++++ Rows ++++

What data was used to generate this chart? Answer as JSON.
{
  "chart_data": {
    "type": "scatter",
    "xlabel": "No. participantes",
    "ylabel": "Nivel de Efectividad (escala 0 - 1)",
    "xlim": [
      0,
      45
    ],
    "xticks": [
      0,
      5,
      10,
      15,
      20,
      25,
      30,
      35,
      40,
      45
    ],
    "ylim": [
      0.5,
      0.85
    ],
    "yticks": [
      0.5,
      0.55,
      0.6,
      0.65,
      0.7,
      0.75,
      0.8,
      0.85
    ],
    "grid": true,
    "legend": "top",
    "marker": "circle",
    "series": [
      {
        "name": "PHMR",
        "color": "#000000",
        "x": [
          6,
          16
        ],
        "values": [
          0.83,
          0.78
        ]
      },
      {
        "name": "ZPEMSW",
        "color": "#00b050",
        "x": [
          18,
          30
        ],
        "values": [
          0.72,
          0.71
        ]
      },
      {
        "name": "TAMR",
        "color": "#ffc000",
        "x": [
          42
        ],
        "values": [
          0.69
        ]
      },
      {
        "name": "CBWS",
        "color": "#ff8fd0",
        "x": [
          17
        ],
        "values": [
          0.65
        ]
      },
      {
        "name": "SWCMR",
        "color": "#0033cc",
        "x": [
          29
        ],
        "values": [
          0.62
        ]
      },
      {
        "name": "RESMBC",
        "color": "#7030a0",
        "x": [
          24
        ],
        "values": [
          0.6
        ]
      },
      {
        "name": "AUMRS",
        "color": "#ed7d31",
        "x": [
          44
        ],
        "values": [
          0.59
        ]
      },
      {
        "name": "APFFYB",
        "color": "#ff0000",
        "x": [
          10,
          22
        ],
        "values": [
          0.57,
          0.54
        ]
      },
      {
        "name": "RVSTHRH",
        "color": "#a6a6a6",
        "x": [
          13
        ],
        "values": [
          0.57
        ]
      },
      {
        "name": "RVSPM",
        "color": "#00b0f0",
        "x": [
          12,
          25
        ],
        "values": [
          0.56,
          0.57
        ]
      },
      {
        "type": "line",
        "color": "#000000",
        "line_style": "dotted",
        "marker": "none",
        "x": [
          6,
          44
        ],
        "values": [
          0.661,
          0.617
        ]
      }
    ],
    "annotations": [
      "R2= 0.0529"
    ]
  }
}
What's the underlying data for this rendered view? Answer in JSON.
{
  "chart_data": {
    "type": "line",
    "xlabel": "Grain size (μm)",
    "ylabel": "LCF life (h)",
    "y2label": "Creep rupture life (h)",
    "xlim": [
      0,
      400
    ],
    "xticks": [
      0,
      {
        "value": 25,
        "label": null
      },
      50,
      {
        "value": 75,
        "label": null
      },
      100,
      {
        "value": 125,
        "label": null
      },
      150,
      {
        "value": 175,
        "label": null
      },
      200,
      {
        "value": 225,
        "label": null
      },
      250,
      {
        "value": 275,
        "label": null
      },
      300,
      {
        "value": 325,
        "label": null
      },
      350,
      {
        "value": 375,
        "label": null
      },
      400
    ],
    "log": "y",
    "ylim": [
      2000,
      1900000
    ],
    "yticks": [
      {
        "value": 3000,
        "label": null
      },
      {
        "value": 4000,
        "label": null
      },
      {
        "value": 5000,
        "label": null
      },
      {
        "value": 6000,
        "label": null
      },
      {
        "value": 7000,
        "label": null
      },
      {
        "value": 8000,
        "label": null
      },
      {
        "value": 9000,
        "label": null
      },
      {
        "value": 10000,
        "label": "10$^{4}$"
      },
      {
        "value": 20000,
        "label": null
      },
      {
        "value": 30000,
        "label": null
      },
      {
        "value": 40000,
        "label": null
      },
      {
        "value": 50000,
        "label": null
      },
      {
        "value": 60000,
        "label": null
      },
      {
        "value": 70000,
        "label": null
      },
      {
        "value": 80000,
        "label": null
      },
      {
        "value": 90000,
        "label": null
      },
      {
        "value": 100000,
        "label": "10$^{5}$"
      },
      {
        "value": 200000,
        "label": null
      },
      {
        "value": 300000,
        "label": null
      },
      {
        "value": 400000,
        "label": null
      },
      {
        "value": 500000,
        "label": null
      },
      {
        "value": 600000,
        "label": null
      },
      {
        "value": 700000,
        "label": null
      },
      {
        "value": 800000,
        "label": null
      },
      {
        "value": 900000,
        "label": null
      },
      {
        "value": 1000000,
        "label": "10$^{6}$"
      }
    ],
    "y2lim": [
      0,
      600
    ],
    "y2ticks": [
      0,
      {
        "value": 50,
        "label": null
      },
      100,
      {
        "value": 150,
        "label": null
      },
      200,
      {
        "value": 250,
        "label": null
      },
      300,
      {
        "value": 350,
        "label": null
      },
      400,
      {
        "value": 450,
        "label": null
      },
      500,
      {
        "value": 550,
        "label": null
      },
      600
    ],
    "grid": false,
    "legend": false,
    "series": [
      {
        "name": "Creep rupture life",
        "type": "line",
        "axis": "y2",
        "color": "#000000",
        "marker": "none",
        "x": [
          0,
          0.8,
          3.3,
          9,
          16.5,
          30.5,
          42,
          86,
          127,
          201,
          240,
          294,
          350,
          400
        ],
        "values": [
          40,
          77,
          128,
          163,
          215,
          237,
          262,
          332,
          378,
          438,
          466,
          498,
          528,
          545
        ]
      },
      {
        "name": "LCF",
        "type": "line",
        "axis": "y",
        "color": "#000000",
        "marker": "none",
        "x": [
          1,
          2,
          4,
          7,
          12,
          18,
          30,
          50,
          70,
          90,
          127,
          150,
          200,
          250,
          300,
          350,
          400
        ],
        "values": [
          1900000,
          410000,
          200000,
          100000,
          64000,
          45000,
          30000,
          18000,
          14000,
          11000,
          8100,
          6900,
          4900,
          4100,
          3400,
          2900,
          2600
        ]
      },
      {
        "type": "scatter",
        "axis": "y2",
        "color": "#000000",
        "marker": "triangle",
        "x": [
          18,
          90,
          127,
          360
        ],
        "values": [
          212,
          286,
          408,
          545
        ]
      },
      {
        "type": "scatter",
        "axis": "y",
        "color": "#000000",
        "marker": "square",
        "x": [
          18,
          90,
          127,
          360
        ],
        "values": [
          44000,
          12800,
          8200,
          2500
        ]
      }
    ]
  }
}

++++

▶ **Goal**
Set down all of the entries exactly, please.

▶ **Answer to the exercise**
What data was used to generate this chart? Answer as JSON.
{
  "chart_data": {
    "type": "scatter",
    "xlabel": "No. participantes",
    "ylabel": "Nivel de Efectividad (escala 0 - 1)",
    "xlim": [
      0,
      45
    ],
    "xticks": [
      0,
      5,
      10,
      15,
      20,
      25,
      30,
      35,
      40,
      45
    ],
    "ylim": [
      0.5,
      0.85
    ],
    "yticks": [
      0.5,
      0.55,
      0.6,
      0.65,
      0.7,
      0.75,
      0.8,
      0.85
    ],
    "grid": true,
    "legend": "top",
    "marker": "circle",
    "series": [
      {
        "name": "PHMR",
        "color": "#000000",
        "x": [
          6,
          16
        ],
        "values": [
          0.83,
          0.78
        ]
      },
      {
        "name": "ZPEMSW",
        "color": "#00b050",
        "x": [
          18,
          30
        ],
        "values": [
          0.72,
          0.71
        ]
      },
      {
        "name": "TAMR",
        "color": "#ffc000",
        "x": [
          42
        ],
        "values": [
          0.69
        ]
      },
      {
        "name": "CBWS",
        "color": "#ff8fd0",
        "x": [
          17
        ],
        "values": [
          0.65
        ]
      },
      {
        "name": "SWCMR",
        "color": "#0033cc",
        "x": [
          29
        ],
        "values": [
          0.62
        ]
      },
      {
        "name": "RESMBC",
        "color": "#7030a0",
        "x": [
          24
        ],
        "values": [
          0.6
        ]
      },
      {
        "name": "AUMRS",
        "color": "#ed7d31",
        "x": [
          44
        ],
        "values": [
          0.59
        ]
      },
      {
        "name": "APFFYB",
        "color": "#ff0000",
        "x": [
          10,
          22
        ],
        "values": [
          0.57,
          0.54
        ]
      },
      {
        "name": "RVSTHRH",
        "color": "#a6a6a6",
        "x": [
          13
        ],
        "values": [
          0.57
        ]
      },
      {
        "name": "RVSPM",
        "color": "#00b0f0",
        "x": [
          12,
          25
        ],
        "values": [
          0.56,
          0.57
        ]
      },
      {
        "type": "line",
        "color": "#000000",
        "line_style": "dotted",
        "marker": "none",
        "x": [
          6,
          44
        ],
        "values": [
          0.661,
          0.617
        ]
      }
    ],
    "annotations": [
      "R2= 0.0529"
    ]
  }
}
What's the underlying data for this rendered view? Answer in JSON.
{
  "chart_data": {
    "type": "line",
    "xlabel": "Grain size (μm)",
    "ylabel": "LCF life (h)",
    "y2label": "Creep rupture life (h)",
    "xlim": [
      0,
      400
    ],
    "xticks": [
      0,
      {
        "value": 25,
        "label": null
      },
      50,
      {
        "value": 75,
        "label": null
      },
      100,
      {
        "value": 125,
        "label": null
      },
      150,
      {
        "value": 175,
        "label": null
      },
      200,
      {
        "value": 225,
        "label": null
      },
      250,
      {
        "value": 275,
        "label": null
      },
      300,
      {
        "value": 325,
        "label": null
      },
      350,
      {
        "value": 375,
        "label": null
      },
      400
    ],
    "log": "y",
    "ylim": [
      2000,
      1900000
    ],
    "yticks": [
      {
        "value": 3000,
        "label": null
      },
      {
        "value": 4000,
        "label": null
      },
      {
        "value": 5000,
        "label": null
      },
      {
        "value": 6000,
        "label": null
      },
      {
        "value": 7000,
        "label": null
      },
      {
        "value": 8000,
        "label": null
      },
      {
        "value": 9000,
        "label": null
      },
      {
        "value": 10000,
        "label": "10$^{4}$"
      },
      {
        "value": 20000,
        "label": null
      },
      {
        "value": 30000,
        "label": null
      },
      {
        "value": 40000,
        "label": null
      },
      {
        "value": 50000,
        "label": null
      },
      {
        "value": 60000,
        "label": null
      },
      {
        "value": 70000,
        "label": null
      },
      {
        "value": 80000,
        "label": null
      },
      {
        "value": 90000,
        "label": null
      },
      {
        "value": 100000,
        "label": "10$^{5}$"
      },
      {
        "value": 200000,
        "label": null
      },
      {
        "value": 300000,
        "label": null
      },
      {
        "value": 400000,
        "label": null
      },
      {
        "value": 500000,
        "label": null
      },
      {
        "value": 600000,
        "label": null
      },
      {
        "value": 700000,
        "label": null
      },
      {
        "value": 800000,
        "label": null
      },
      {
        "value": 900000,
        "label": null
      },
      {
        "value": 1000000,
        "label": "10$^{6}$"
      }
    ],
    "y2lim": [
      0,
      600
    ],
    "y2ticks": [
      0,
      {
        "value": 50,
        "label": null
      },
      100,
      {
        "value": 150,
        "label": null
      },
      200,
      {
        "value": 250,
        "label": null
      },
      300,
      {
        "value": 350,
        "label": null
      },
      400,
      {
        "value": 450,
        "label": null
      },
      500,
      {
        "value": 550,
        "label": null
      },
      600
    ],
    "grid": false,
    "legend": false,
    "series": [
      {
        "name": "Creep rupture life",
        "type": "line",
        "axis": "y2",
        "color": "#000000",
        "marker": "none",
        "x": [
          0,
          0.8,
          3.3,
          9,
          16.5,
          30.5,
          42,
          86,
          127,
          201,
          240,
          294,
          350,
          400
        ],
        "values": [
          40,
          77,
          128,
          163,
          215,
          237,
          262,
          332,
          378,
          438,
          466,
          498,
          528,
          545
        ]
      },
      {
        "name": "LCF",
        "type": "line",
        "axis": "y",
        "color": "#000000",
        "marker": "none",
        "x": [
          1,
          2,
          4,
          7,
          12,
          18,
          30,
          50,
          70,
          90,
          127,
          150,
          200,
          250,
          300,
          350,
          400
        ],
        "values": [
          1900000,
          410000,
          200000,
          100000,
          64000,
          45000,
          30000,
          18000,
          14000,
          11000,
          8100,
          6900,
          4900,
          4100,
          3400,
          2900,
          2600
        ]
      },
      {
        "type": "scatter",
        "axis": "y2",
        "color": "#000000",
        "marker": "triangle",
        "x": [
          18,
          90,
          127,
          360
        ],
        "values": [
          212,
          286,
          408,
          545
        ]
      },
      {
        "type": "scatter",
        "axis": "y",
        "color": "#000000",
        "marker": "square",
        "x": [
          18,
          90,
          127,
          360
        ],
        "values": [
          44000,
          12800,
          8200,
          2500
        ]
      }
    ]
  }
}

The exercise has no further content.